- _WHAT IS REQUIRED_
Show only lines that include "keys".

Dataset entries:
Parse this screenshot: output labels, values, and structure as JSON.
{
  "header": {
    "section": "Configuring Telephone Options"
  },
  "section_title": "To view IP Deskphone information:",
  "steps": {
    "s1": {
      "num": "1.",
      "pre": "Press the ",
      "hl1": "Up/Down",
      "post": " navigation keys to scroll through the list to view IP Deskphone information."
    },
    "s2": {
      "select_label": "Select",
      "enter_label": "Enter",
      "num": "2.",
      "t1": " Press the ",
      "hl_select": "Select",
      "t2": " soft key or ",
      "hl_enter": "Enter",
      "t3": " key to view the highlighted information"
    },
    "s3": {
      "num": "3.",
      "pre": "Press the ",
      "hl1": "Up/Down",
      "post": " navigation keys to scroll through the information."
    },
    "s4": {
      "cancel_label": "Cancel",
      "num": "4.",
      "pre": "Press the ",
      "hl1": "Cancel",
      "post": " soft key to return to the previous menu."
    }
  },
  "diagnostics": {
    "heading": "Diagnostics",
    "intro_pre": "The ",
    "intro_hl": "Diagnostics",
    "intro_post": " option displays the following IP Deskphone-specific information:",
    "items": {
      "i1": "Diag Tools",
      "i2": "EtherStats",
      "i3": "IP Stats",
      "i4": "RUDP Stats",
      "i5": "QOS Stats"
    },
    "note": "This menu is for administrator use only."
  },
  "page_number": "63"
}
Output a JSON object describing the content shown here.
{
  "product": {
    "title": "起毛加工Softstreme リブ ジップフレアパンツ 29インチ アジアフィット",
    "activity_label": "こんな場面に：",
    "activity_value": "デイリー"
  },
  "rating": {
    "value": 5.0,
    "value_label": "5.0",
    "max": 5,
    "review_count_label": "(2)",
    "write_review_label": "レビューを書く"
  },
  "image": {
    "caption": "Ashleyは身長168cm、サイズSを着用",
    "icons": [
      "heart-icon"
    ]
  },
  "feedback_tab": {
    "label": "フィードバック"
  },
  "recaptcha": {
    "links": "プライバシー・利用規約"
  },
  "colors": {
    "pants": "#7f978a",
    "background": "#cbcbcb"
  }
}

- _EXERCISE RESPONSE_
      "post": " navigation keys to scroll through the list to view IP Deskphone information."
      "post": " navigation keys to scroll through the information."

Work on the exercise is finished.